> [GIVEN EXERCISE]: Transcribe the records that follow exactly. Skip the pictures.

--- BEGIN GIVEN DATA ---

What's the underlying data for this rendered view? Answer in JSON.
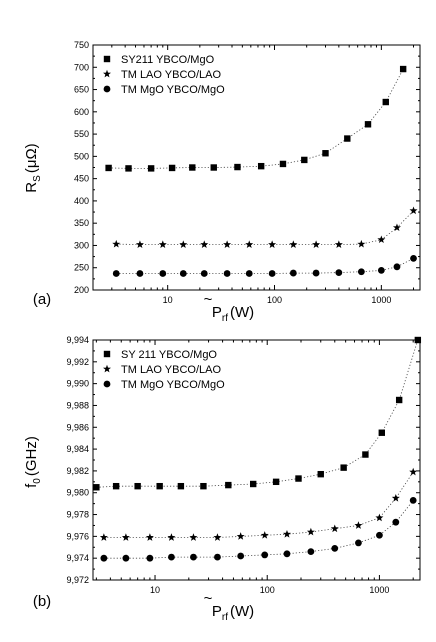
{
  "chart_data": [
    {
      "type": "scatter",
      "panel_label": "(a)",
      "ylabel": {
        "main": "R",
        "sub": "S",
        "unit": "(μΩ)"
      },
      "xlabel": {
        "main": "P",
        "sub": "rf",
        "unit": "(W)",
        "accent": "~"
      },
      "xscale": "log",
      "xlim": [
        2,
        2300
      ],
      "ylim": [
        200,
        750
      ],
      "x_ticks": [
        10,
        100,
        1000
      ],
      "x_tick_labels": [
        "10",
        "100",
        "1000"
      ],
      "y_ticks": [
        200,
        250,
        300,
        350,
        400,
        450,
        500,
        550,
        600,
        650,
        700,
        750
      ],
      "y_tick_labels": [
        "200",
        "250",
        "300",
        "350",
        "400",
        "450",
        "500",
        "550",
        "600",
        "650",
        "700",
        "750"
      ],
      "legend_position": "top-left",
      "series": [
        {
          "name": "SY211   YBCO/MgO",
          "marker": "square",
          "x": [
            2.8,
            4.3,
            7,
            11,
            17,
            27,
            45,
            75,
            120,
            190,
            300,
            480,
            750,
            1100,
            1600
          ],
          "y": [
            474,
            473,
            473,
            474,
            475,
            475,
            476,
            478,
            483,
            492,
            507,
            540,
            572,
            622,
            696
          ]
        },
        {
          "name": "TM LAO YBCO/LAO",
          "marker": "star",
          "x": [
            3.3,
            5.5,
            9,
            14,
            22,
            36,
            58,
            95,
            150,
            245,
            400,
            650,
            1000,
            1400,
            2000
          ],
          "y": [
            303,
            302,
            302,
            302,
            302,
            302,
            302,
            302,
            302,
            302,
            302,
            303,
            313,
            340,
            378
          ]
        },
        {
          "name": "TM MgO YBCO/MgO",
          "marker": "circle",
          "x": [
            3.3,
            5.5,
            9,
            14,
            22,
            36,
            58,
            95,
            150,
            245,
            400,
            650,
            1000,
            1400,
            2000
          ],
          "y": [
            237,
            237,
            237,
            237,
            237,
            237,
            237,
            237,
            238,
            238,
            239,
            241,
            244,
            252,
            271
          ]
        }
      ]
    },
    {
      "type": "scatter",
      "panel_label": "(b)",
      "ylabel": {
        "main": "f",
        "sub": "0",
        "unit": "(GHz)"
      },
      "xlabel": {
        "main": "P",
        "sub": "rf",
        "unit": "(W)",
        "accent": "~"
      },
      "xscale": "log",
      "xlim": [
        2.8,
        2300
      ],
      "ylim": [
        9.972,
        9.994
      ],
      "x_ticks": [
        10,
        100,
        1000
      ],
      "x_tick_labels": [
        "10",
        "100",
        "1000"
      ],
      "y_ticks": [
        9.972,
        9.974,
        9.976,
        9.978,
        9.98,
        9.982,
        9.984,
        9.986,
        9.988,
        9.99,
        9.992,
        9.994
      ],
      "y_tick_labels": [
        "9,972",
        "9,974",
        "9,976",
        "9,978",
        "9,980",
        "9,982",
        "9,984",
        "9,986",
        "9,988",
        "9,990",
        "9,992",
        "9,994"
      ],
      "legend_position": "top-left",
      "series": [
        {
          "name": "SY 211 YBCO/MgO",
          "marker": "square",
          "x": [
            3,
            4.5,
            7,
            11,
            17,
            27,
            45,
            75,
            120,
            190,
            300,
            480,
            750,
            1050,
            1500,
            2200
          ],
          "y": [
            9.9805,
            9.9806,
            9.9806,
            9.9806,
            9.9806,
            9.9806,
            9.9807,
            9.9808,
            9.981,
            9.9813,
            9.9817,
            9.9823,
            9.9835,
            9.9855,
            9.9885,
            9.994
          ]
        },
        {
          "name": "TM LAO YBCO/LAO",
          "marker": "star",
          "x": [
            3.5,
            5.5,
            9,
            14,
            22,
            36,
            58,
            95,
            150,
            245,
            400,
            650,
            1000,
            1400,
            2000
          ],
          "y": [
            9.9759,
            9.9759,
            9.9759,
            9.9759,
            9.9759,
            9.9759,
            9.976,
            9.9761,
            9.9762,
            9.9764,
            9.9767,
            9.977,
            9.9777,
            9.9795,
            9.9819
          ]
        },
        {
          "name": "TM MgO YBCO/MgO",
          "marker": "circle",
          "x": [
            3.5,
            5.5,
            9,
            14,
            22,
            36,
            58,
            95,
            150,
            245,
            400,
            650,
            1000,
            1400,
            2000
          ],
          "y": [
            9.974,
            9.974,
            9.974,
            9.9741,
            9.9741,
            9.9741,
            9.9742,
            9.9743,
            9.9744,
            9.9746,
            9.9749,
            9.9754,
            9.9761,
            9.9773,
            9.9793
          ]
        }
      ]
    }
  ]
}
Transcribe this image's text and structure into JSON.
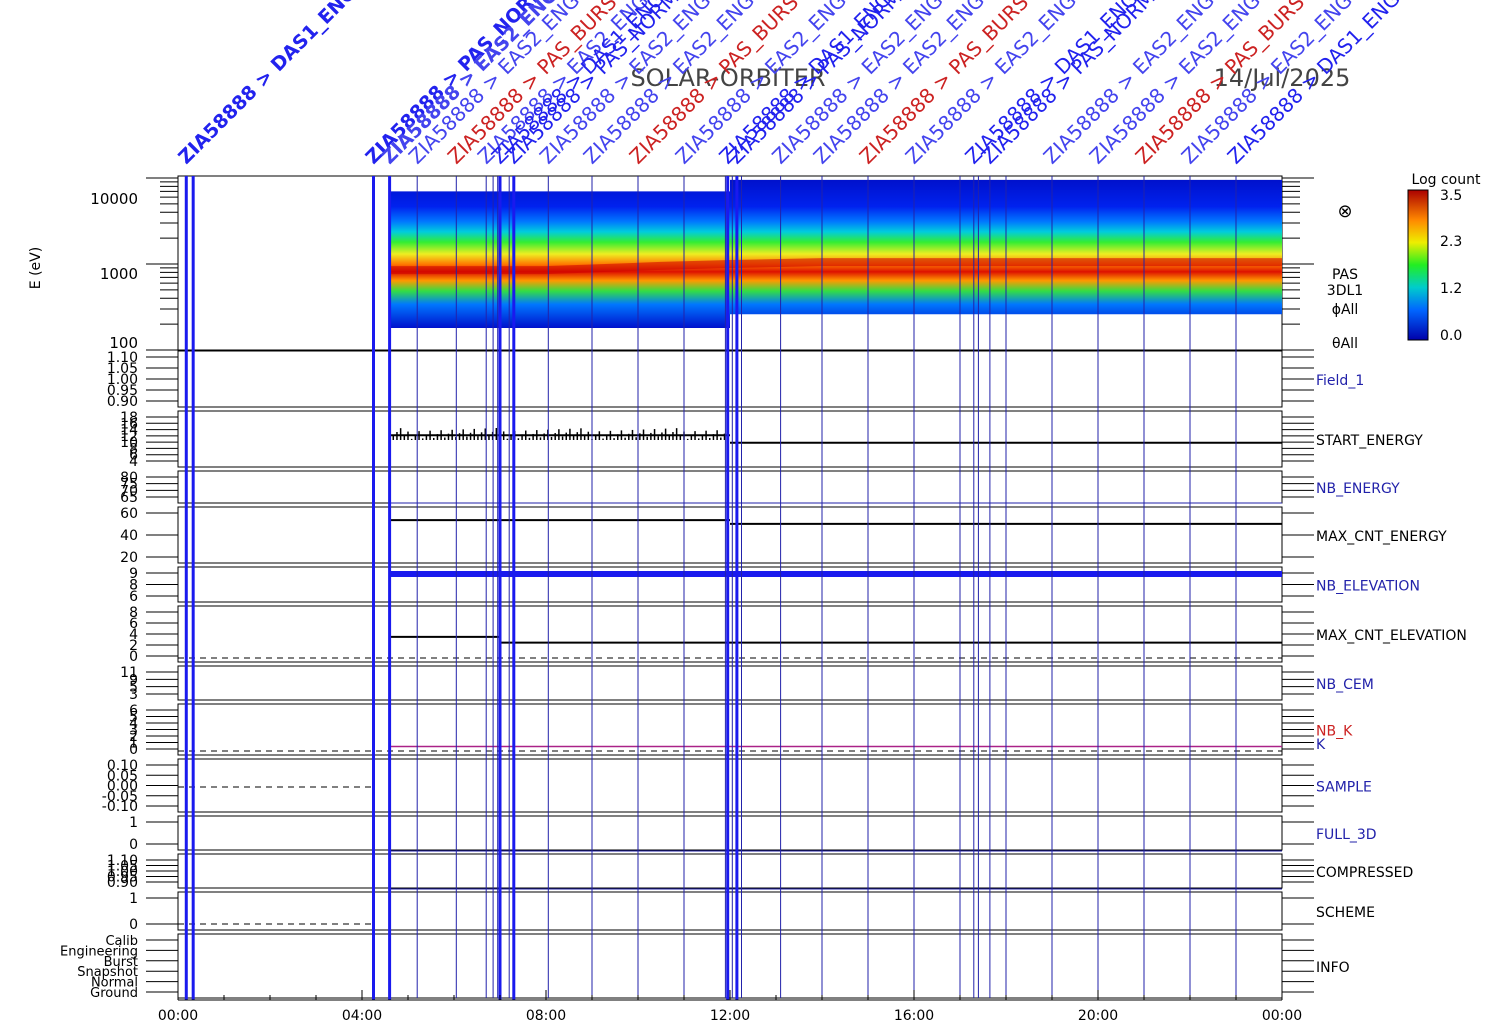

--- END GIVEN DATA ---

> [OUTPUT OF THE TASK]:
What's the underlying data for this rendered view? Answer in JSON.
{
  "chart_data": [
    {
      "type": "scatter",
      "panel_label": "(a)",
      "ylabel": {
        "main": "R",
        "sub": "S",
        "unit": "(μΩ)"
      },
      "xlabel": {
        "main": "P",
        "sub": "rf",
        "unit": "(W)",
        "accent": "~"
      },
      "xscale": "log",
      "xlim": [
        2,
        2300
      ],
      "ylim": [
        200,
        750
      ],
      "x_ticks": [
        10,
        100,
        1000
      ],
      "x_tick_labels": [
        "10",
        "100",
        "1000"
      ],
      "y_ticks": [
        200,
        250,
        300,
        350,
        400,
        450,
        500,
        550,
        600,
        650,
        700,
        750
      ],
      "y_tick_labels": [
        "200",
        "250",
        "300",
        "350",
        "400",
        "450",
        "500",
        "550",
        "600",
        "650",
        "700",
        "750"
      ],
      "legend_position": "top-left",
      "series": [
        {
          "name": "SY211   YBCO/MgO",
          "marker": "square",
          "x": [
            2.8,
            4.3,
            7,
            11,
            17,
            27,
            45,
            75,
            120,
            190,
            300,
            480,
            750,
            1100,
            1600
          ],
          "y": [
            474,
            473,
            473,
            474,
            475,
            475,
            476,
            478,
            483,
            492,
            507,
            540,
            572,
            622,
            696
          ]
        },
        {
          "name": "TM LAO YBCO/LAO",
          "marker": "star",
          "x": [
            3.3,
            5.5,
            9,
            14,
            22,
            36,
            58,
            95,
            150,
            245,
            400,
            650,
            1000,
            1400,
            2000
          ],
          "y": [
            303,
            302,
            302,
            302,
            302,
            302,
            302,
            302,
            302,
            302,
            302,
            303,
            313,
            340,
            378
          ]
        },
        {
          "name": "TM MgO YBCO/MgO",
          "marker": "circle",
          "x": [
            3.3,
            5.5,
            9,
            14,
            22,
            36,
            58,
            95,
            150,
            245,
            400,
            650,
            1000,
            1400,
            2000
          ],
          "y": [
            237,
            237,
            237,
            237,
            237,
            237,
            237,
            237,
            238,
            238,
            239,
            241,
            244,
            252,
            271
          ]
        }
      ]
    },
    {
      "type": "scatter",
      "panel_label": "(b)",
      "ylabel": {
        "main": "f",
        "sub": "0",
        "unit": "(GHz)"
      },
      "xlabel": {
        "main": "P",
        "sub": "rf",
        "unit": "(W)",
        "accent": "~"
      },
      "xscale": "log",
      "xlim": [
        2.8,
        2300
      ],
      "ylim": [
        9.972,
        9.994
      ],
      "x_ticks": [
        10,
        100,
        1000
      ],
      "x_tick_labels": [
        "10",
        "100",
        "1000"
      ],
      "y_ticks": [
        9.972,
        9.974,
        9.976,
        9.978,
        9.98,
        9.982,
        9.984,
        9.986,
        9.988,
        9.99,
        9.992,
        9.994
      ],
      "y_tick_labels": [
        "9,972",
        "9,974",
        "9,976",
        "9,978",
        "9,980",
        "9,982",
        "9,984",
        "9,986",
        "9,988",
        "9,990",
        "9,992",
        "9,994"
      ],
      "legend_position": "top-left",
      "series": [
        {
          "name": "SY 211 YBCO/MgO",
          "marker": "square",
          "x": [
            3,
            4.5,
            7,
            11,
            17,
            27,
            45,
            75,
            120,
            190,
            300,
            480,
            750,
            1050,
            1500,
            2200
          ],
          "y": [
            9.9805,
            9.9806,
            9.9806,
            9.9806,
            9.9806,
            9.9806,
            9.9807,
            9.9808,
            9.981,
            9.9813,
            9.9817,
            9.9823,
            9.9835,
            9.9855,
            9.9885,
            9.994
          ]
        },
        {
          "name": "TM LAO YBCO/LAO",
          "marker": "star",
          "x": [
            3.5,
            5.5,
            9,
            14,
            22,
            36,
            58,
            95,
            150,
            245,
            400,
            650,
            1000,
            1400,
            2000
          ],
          "y": [
            9.9759,
            9.9759,
            9.9759,
            9.9759,
            9.9759,
            9.9759,
            9.976,
            9.9761,
            9.9762,
            9.9764,
            9.9767,
            9.977,
            9.9777,
            9.9795,
            9.9819
          ]
        },
        {
          "name": "TM MgO YBCO/MgO",
          "marker": "circle",
          "x": [
            3.5,
            5.5,
            9,
            14,
            22,
            36,
            58,
            95,
            150,
            245,
            400,
            650,
            1000,
            1400,
            2000
          ],
          "y": [
            9.974,
            9.974,
            9.974,
            9.9741,
            9.9741,
            9.9741,
            9.9742,
            9.9743,
            9.9744,
            9.9746,
            9.9749,
            9.9754,
            9.9761,
            9.9773,
            9.9793
          ]
        }
      ]
    }
  ]
}
Transcribe this image's text and structure into JSON.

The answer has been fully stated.